Using the listing below, please gather every line containing the word "that".

>> start Stored records

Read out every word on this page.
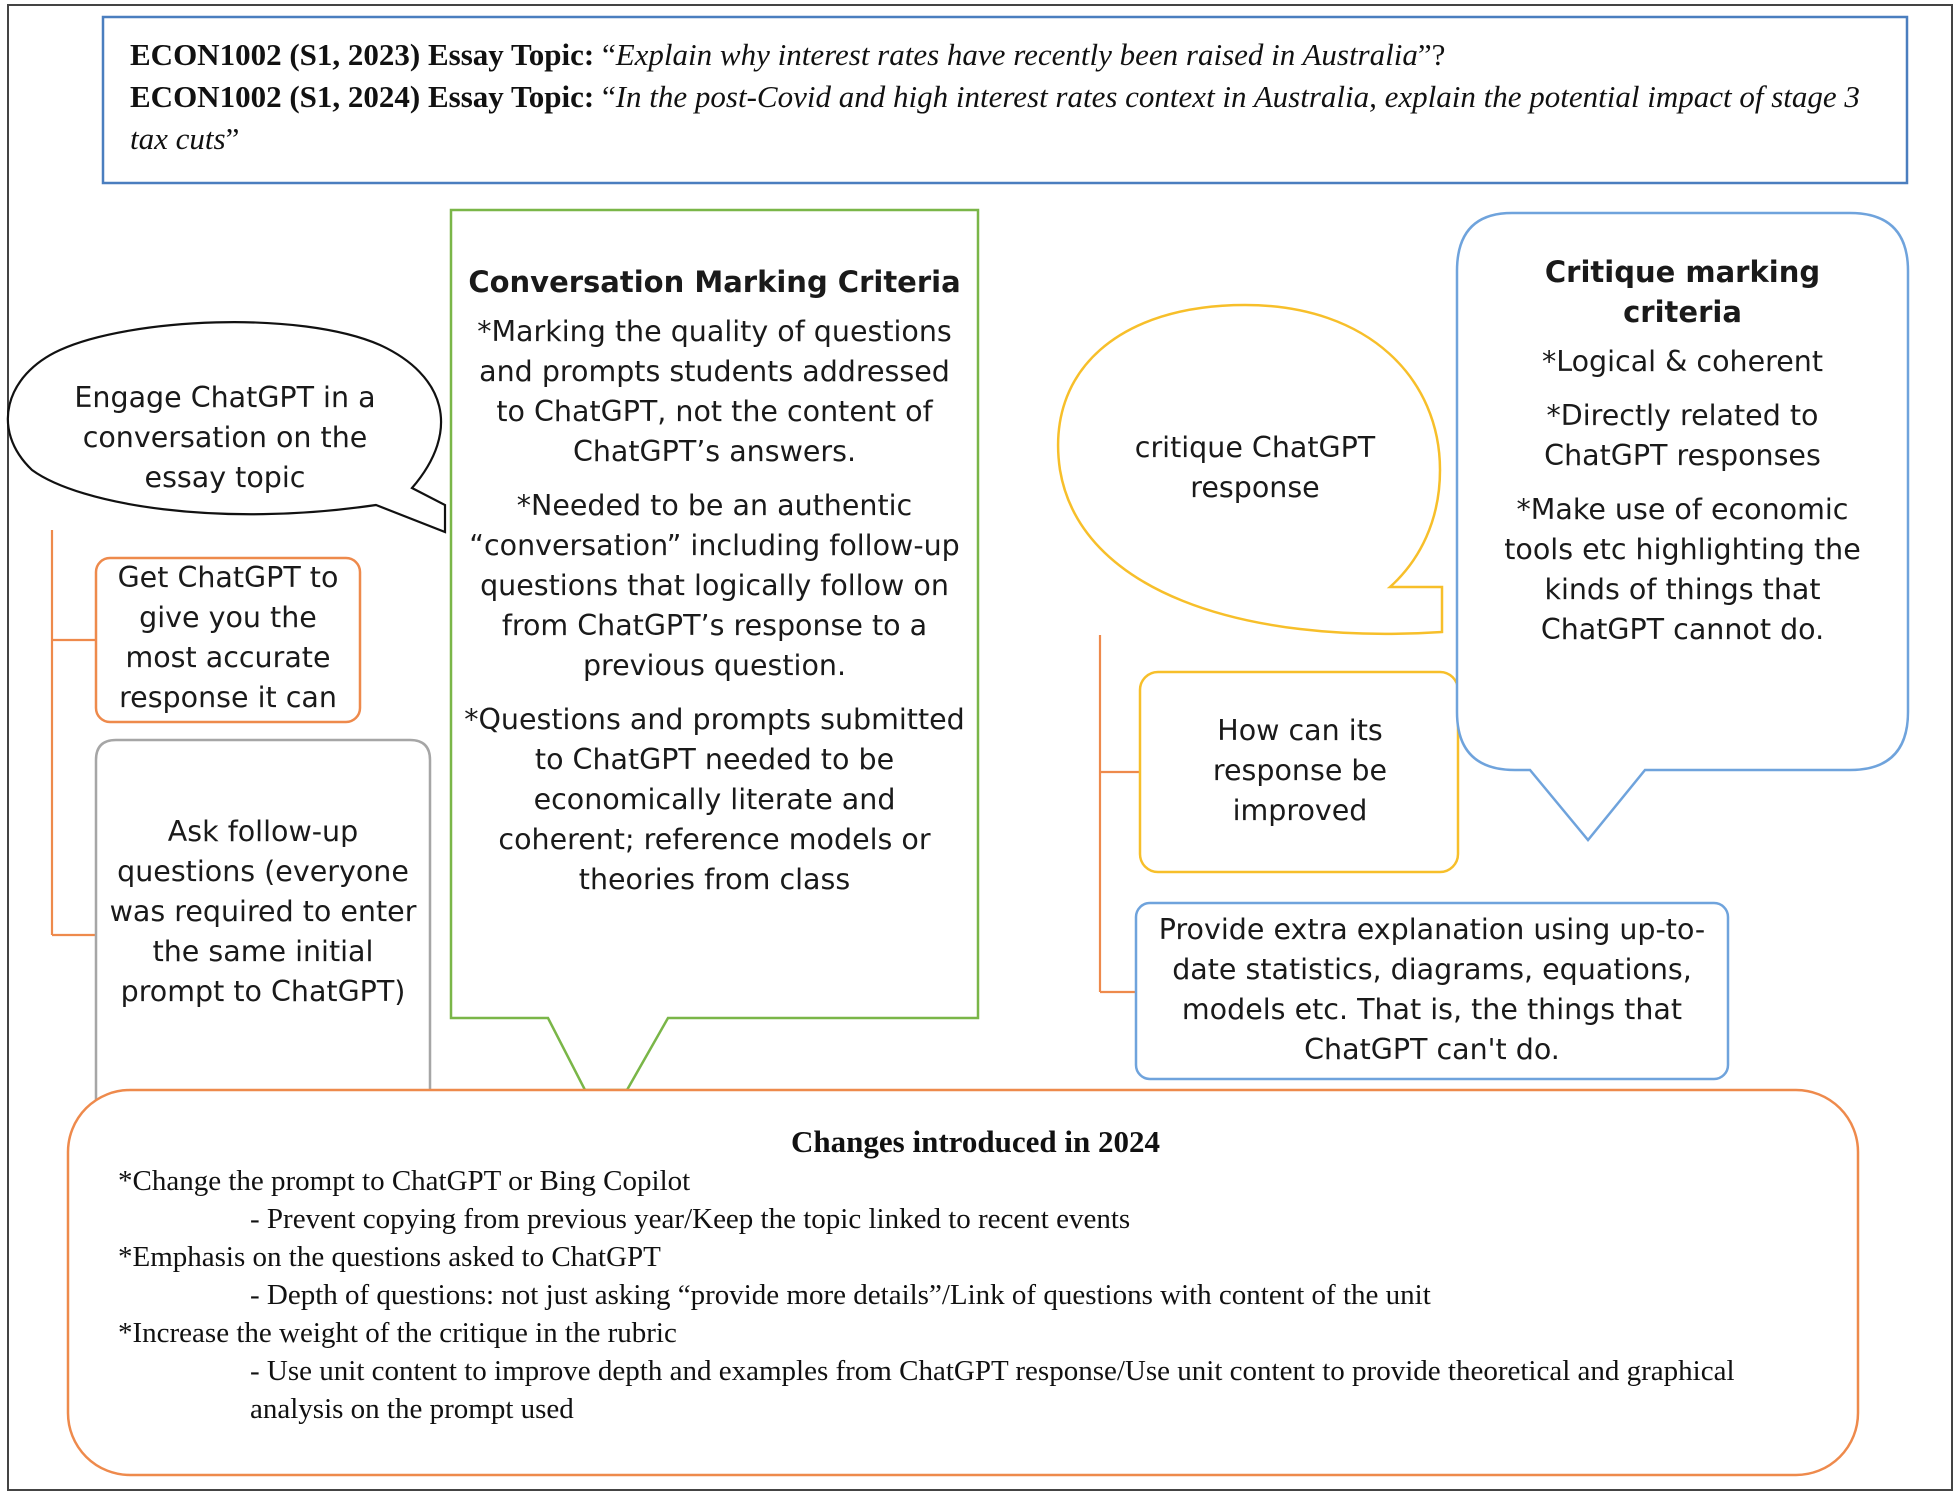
ECON1002 (S1, 2023) Essay Topic: “Explain why interest rates have recently been raised in Australia”?

ECON1002 (S1, 2024) Essay Topic: “In the post-Covid and high interest rates context in Australia, explain the potential impact of stage 3 tax cuts”

Engage ChatGPT in a conversation on the essay topic
Get ChatGPT to give you the most accurate response it can
Ask follow-up questions (everyone was required to enter the same initial prompt to ChatGPT)

Conversation Marking Criteria

*Marking the quality of questions and prompts students addressed to ChatGPT, not the content of ChatGPT’s answers.

*Needed to be an authentic “conversation” including follow-up questions that logically follow on from ChatGPT’s response to a previous question.

*Questions and prompts submitted to ChatGPT needed to be economically literate and coherent; reference models or theories from class

critique ChatGPT response
How can its response be improved

Critique marking criteria

*Logical & coherent

*Directly related to ChatGPT responses

*Make use of economic tools etc highlighting the kinds of things that ChatGPT cannot do.

Provide extra explanation using up-to-date statistics, diagrams, equations, models etc. That is, the things that ChatGPT can't do.

Changes introduced in 2024

*Change the prompt to ChatGPT or Bing Copilot

- Prevent copying from previous year/Keep the topic linked to recent events

*Emphasis on the questions asked to ChatGPT

- Depth of questions: not just asking “provide more details”/Link of questions with content of the unit

*Increase the weight of the critique in the rubric

- Use unit content to improve depth and examples from ChatGPT response/Use unit content to provide theoretical and graphical analysis on the prompt used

>> end Stored records

Answer to this task —
*Needed to be an authentic “conversation” including follow-up questions that logically follow on from ChatGPT’s response to a previous question.
*Make use of economic tools etc highlighting the kinds of things that ChatGPT cannot do.
Provide extra explanation using up-to-date statistics, diagrams, equations, models etc. That is, the things that ChatGPT can't do.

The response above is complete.